[Collected data]
+++

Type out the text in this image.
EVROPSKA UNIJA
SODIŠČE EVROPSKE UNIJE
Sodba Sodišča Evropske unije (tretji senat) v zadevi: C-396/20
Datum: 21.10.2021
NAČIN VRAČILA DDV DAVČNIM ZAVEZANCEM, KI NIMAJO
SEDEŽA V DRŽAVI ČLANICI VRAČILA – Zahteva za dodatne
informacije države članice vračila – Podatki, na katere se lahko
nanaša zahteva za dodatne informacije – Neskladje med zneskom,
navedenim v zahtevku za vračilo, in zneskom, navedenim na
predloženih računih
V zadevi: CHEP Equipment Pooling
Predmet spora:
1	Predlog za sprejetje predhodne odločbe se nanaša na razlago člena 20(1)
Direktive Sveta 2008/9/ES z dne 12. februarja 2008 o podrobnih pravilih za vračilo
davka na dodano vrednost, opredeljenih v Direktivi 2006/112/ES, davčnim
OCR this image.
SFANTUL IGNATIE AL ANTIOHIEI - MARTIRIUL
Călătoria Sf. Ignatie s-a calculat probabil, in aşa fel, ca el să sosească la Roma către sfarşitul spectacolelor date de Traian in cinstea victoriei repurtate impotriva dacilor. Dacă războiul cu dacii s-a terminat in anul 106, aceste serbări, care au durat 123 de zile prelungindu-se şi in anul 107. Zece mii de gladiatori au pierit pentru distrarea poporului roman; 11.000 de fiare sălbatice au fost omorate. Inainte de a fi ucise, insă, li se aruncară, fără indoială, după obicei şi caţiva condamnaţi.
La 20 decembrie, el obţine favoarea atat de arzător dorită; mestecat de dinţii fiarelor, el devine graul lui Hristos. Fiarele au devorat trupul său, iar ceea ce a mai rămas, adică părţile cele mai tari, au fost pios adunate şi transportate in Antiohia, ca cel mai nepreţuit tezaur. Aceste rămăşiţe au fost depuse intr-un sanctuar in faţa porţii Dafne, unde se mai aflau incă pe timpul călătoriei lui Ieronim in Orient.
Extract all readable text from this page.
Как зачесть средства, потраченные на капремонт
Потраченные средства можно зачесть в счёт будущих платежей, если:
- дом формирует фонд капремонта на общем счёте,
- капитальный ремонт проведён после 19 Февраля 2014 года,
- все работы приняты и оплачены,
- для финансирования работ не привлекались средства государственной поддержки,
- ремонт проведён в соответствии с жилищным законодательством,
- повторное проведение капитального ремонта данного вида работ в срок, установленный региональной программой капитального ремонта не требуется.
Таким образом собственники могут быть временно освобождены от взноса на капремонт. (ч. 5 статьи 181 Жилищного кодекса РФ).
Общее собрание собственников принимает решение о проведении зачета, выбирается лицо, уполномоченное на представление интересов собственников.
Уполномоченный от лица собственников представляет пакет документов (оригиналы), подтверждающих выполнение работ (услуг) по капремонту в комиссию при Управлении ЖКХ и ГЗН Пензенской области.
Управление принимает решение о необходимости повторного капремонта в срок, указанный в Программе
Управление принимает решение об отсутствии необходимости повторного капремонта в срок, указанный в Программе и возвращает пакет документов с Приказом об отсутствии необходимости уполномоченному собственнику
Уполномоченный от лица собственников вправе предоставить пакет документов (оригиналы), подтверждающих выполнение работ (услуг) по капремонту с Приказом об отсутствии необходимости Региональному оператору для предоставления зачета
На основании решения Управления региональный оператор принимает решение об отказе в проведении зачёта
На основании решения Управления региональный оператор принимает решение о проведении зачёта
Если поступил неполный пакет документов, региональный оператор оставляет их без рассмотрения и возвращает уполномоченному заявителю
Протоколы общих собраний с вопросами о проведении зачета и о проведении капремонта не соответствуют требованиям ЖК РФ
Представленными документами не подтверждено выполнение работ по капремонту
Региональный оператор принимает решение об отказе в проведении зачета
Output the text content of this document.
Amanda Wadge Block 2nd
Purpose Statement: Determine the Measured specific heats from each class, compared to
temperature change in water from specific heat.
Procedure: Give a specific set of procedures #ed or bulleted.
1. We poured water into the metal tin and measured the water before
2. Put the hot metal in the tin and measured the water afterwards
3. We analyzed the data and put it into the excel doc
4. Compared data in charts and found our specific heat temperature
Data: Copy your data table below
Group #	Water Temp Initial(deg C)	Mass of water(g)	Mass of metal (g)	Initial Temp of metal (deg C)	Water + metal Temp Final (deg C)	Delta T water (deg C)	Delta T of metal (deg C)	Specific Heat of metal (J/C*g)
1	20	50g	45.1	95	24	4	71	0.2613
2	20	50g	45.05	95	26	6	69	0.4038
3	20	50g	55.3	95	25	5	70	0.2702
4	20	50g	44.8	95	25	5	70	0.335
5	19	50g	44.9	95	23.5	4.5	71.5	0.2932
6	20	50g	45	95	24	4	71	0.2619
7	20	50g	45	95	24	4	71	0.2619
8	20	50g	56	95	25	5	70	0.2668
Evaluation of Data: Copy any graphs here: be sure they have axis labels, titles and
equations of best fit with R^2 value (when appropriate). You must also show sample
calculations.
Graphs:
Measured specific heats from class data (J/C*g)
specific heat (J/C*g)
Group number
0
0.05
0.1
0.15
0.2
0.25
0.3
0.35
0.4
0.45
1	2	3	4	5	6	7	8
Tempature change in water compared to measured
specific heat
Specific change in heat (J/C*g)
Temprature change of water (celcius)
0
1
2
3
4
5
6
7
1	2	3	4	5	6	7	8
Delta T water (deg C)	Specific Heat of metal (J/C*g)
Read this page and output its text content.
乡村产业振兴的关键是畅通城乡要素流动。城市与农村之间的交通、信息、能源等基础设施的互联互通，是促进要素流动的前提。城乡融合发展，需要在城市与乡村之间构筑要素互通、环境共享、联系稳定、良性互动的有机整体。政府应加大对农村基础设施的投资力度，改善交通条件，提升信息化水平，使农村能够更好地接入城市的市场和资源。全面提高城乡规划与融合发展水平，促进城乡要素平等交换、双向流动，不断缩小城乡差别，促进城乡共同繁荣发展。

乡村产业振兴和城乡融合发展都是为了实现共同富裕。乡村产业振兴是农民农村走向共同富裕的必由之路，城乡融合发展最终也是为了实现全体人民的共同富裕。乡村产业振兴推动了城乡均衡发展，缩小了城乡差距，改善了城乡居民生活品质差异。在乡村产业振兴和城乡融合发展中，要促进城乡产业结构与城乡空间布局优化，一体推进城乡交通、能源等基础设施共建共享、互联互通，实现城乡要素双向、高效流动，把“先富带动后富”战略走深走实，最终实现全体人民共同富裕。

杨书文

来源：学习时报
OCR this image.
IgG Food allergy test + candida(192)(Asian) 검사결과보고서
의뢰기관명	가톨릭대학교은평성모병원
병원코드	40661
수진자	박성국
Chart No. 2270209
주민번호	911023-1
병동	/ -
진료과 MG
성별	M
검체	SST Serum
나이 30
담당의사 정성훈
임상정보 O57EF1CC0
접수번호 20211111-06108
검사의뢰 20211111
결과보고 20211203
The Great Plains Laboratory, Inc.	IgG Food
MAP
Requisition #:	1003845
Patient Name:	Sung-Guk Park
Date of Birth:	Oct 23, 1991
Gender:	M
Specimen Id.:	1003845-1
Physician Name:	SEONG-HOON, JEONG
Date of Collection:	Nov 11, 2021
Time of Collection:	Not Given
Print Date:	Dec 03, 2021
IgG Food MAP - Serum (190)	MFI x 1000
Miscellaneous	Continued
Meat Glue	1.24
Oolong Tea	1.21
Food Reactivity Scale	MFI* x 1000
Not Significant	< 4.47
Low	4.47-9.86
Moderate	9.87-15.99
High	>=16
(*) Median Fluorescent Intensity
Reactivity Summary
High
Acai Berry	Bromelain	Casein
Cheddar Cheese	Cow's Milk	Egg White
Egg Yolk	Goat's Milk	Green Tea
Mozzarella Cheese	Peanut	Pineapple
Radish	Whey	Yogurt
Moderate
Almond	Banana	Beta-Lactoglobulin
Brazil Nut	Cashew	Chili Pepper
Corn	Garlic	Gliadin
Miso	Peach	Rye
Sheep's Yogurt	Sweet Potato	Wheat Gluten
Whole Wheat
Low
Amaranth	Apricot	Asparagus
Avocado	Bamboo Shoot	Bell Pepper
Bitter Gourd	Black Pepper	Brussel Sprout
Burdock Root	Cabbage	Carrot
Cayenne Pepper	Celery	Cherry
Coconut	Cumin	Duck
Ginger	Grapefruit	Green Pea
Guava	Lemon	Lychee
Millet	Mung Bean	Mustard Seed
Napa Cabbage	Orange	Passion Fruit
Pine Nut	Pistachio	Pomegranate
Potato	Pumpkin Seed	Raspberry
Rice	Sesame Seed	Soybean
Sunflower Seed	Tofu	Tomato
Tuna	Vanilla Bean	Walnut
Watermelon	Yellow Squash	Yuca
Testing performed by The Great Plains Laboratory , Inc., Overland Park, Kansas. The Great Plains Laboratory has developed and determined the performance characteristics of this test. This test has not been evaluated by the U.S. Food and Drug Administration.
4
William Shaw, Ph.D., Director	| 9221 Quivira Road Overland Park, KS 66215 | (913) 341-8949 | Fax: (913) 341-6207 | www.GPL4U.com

+++

■ Problem requirements ■
Copy every line in the records above that contains the word "Name".

■ Task answer ■
Patient Name:	Sung-Guk Park
Physician Name:	SEONG-HOON, JEONG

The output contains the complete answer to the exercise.